BRIEF -> Report every line of the records that contains the string "item". Give each matching line in full.

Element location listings
━━━━━━━━━━━━━━━━

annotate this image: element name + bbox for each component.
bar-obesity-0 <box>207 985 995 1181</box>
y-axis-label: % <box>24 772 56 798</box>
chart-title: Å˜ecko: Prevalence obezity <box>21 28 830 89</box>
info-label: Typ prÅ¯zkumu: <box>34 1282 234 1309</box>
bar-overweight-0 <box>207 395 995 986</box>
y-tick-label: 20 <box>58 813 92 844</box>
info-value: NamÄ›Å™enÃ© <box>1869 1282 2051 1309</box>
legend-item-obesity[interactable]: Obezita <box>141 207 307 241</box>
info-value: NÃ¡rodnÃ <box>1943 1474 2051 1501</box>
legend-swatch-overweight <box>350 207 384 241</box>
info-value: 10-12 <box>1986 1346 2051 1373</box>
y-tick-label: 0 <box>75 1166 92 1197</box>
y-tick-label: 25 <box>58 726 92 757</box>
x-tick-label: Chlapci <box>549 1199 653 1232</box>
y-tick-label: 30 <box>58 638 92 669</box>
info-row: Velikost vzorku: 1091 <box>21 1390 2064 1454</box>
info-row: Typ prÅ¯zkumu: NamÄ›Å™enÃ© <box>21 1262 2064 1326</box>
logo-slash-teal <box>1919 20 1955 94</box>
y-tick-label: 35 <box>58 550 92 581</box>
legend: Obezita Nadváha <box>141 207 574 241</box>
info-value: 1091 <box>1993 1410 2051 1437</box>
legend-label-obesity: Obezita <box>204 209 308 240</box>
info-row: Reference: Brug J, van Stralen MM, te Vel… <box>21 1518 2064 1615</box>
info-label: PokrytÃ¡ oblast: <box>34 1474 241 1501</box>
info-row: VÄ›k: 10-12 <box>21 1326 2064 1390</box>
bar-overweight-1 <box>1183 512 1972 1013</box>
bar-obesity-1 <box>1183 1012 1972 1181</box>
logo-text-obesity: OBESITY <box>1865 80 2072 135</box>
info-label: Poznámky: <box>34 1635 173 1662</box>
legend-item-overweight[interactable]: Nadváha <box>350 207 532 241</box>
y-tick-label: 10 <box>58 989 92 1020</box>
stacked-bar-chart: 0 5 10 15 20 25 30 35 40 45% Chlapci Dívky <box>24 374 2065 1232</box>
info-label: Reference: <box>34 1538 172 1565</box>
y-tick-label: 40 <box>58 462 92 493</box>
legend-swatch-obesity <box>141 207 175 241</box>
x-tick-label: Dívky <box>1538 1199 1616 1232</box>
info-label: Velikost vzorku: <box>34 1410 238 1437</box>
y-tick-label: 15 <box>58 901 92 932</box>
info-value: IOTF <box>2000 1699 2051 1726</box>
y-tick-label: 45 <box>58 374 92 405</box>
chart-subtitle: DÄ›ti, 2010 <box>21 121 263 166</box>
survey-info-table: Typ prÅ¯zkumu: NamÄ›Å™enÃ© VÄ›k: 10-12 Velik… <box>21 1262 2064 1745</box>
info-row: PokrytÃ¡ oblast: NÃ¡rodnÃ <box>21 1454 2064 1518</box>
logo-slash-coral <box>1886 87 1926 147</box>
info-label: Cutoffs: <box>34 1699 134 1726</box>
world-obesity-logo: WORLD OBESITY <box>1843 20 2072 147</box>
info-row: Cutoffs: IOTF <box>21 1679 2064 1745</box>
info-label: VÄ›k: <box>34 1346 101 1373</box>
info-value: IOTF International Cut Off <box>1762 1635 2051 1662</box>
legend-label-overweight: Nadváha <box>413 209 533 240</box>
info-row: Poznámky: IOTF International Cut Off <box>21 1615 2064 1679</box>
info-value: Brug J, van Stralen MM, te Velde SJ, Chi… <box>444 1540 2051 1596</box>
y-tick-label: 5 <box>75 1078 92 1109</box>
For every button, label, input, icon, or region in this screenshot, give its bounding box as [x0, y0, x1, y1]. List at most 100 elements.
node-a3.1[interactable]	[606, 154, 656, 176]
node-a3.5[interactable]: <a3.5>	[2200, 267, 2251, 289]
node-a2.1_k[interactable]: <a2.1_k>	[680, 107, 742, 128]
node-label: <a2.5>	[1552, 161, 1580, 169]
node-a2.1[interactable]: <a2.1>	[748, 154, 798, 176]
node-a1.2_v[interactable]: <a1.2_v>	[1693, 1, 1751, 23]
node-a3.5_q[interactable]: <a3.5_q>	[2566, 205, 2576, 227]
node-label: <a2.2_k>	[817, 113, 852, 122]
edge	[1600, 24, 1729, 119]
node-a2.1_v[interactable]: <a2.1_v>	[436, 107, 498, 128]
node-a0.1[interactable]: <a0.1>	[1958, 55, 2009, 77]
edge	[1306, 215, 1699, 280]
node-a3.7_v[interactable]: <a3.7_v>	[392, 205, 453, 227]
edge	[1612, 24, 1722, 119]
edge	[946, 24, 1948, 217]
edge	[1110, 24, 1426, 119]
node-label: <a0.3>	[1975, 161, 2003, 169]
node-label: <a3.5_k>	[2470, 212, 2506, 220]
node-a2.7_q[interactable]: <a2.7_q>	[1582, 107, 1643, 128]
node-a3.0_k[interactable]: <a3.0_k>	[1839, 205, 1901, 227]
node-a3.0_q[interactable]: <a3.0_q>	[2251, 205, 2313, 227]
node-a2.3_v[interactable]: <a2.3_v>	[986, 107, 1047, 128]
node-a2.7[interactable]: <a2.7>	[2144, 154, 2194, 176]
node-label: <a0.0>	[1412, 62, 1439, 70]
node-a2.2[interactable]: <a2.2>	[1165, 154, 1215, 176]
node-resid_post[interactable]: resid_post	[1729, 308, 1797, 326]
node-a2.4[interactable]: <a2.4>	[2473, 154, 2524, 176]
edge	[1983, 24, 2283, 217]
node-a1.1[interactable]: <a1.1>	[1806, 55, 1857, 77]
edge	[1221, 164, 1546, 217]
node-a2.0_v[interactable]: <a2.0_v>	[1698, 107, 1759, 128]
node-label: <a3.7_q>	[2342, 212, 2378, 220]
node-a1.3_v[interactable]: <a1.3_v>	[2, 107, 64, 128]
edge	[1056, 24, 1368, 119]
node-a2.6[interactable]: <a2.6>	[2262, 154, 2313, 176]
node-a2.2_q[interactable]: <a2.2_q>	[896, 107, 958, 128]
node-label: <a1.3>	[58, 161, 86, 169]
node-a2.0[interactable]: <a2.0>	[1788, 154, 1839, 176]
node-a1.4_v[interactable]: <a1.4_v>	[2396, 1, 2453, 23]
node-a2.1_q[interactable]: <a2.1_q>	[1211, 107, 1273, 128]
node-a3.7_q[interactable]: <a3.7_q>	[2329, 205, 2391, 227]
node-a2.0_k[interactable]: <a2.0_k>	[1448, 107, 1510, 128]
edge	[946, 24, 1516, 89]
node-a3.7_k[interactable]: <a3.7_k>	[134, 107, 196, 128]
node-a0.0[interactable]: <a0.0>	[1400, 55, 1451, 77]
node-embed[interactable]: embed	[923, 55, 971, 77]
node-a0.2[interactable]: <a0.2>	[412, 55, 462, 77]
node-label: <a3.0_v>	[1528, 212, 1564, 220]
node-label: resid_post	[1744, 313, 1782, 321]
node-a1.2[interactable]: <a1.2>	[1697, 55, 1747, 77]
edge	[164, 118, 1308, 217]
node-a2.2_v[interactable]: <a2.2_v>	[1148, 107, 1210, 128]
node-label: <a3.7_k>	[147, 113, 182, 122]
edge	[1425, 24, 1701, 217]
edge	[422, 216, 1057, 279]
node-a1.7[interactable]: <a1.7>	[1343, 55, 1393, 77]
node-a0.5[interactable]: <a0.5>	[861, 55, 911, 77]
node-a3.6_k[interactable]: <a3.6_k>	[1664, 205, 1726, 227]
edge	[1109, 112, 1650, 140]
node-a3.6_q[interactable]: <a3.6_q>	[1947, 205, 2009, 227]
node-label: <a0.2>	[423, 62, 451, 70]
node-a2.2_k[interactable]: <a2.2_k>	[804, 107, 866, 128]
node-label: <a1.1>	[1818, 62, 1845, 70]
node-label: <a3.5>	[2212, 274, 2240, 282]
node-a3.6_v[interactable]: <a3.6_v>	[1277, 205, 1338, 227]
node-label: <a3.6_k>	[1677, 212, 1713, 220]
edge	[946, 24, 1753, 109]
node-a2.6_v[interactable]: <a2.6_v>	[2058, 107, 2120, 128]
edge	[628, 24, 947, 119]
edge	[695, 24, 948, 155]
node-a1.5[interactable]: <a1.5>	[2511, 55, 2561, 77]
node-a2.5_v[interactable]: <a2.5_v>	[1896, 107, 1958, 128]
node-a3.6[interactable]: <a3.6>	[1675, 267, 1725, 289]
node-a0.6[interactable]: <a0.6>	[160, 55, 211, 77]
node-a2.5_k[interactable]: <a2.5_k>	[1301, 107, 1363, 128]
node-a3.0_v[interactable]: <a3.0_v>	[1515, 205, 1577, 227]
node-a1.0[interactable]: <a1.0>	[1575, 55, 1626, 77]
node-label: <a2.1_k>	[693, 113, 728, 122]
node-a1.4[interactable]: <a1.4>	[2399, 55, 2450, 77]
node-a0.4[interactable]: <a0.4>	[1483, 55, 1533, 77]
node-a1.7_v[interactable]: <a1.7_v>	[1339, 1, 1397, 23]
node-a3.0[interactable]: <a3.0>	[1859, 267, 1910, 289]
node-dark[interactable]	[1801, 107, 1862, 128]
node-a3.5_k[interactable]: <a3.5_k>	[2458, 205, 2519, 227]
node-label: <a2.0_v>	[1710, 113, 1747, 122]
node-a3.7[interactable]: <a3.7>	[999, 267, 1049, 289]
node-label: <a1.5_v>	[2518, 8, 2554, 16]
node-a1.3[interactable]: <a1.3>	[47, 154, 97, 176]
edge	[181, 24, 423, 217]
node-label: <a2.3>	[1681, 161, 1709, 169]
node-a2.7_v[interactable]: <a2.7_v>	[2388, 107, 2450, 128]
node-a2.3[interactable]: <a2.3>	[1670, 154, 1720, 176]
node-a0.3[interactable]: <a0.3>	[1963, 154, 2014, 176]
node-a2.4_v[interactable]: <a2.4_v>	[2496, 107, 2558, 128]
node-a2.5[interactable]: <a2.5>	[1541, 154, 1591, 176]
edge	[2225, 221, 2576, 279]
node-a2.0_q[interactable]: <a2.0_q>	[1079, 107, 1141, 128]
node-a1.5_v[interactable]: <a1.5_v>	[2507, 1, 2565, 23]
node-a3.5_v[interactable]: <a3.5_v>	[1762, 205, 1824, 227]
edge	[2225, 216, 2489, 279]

━━━━━━━━━━━━━━━━

WRITTEN ANSWER ->
legend-item-obesity[interactable]: Obezita <box>141 207 307 241</box>
legend-item-overweight[interactable]: Nadváha <box>350 207 532 241</box>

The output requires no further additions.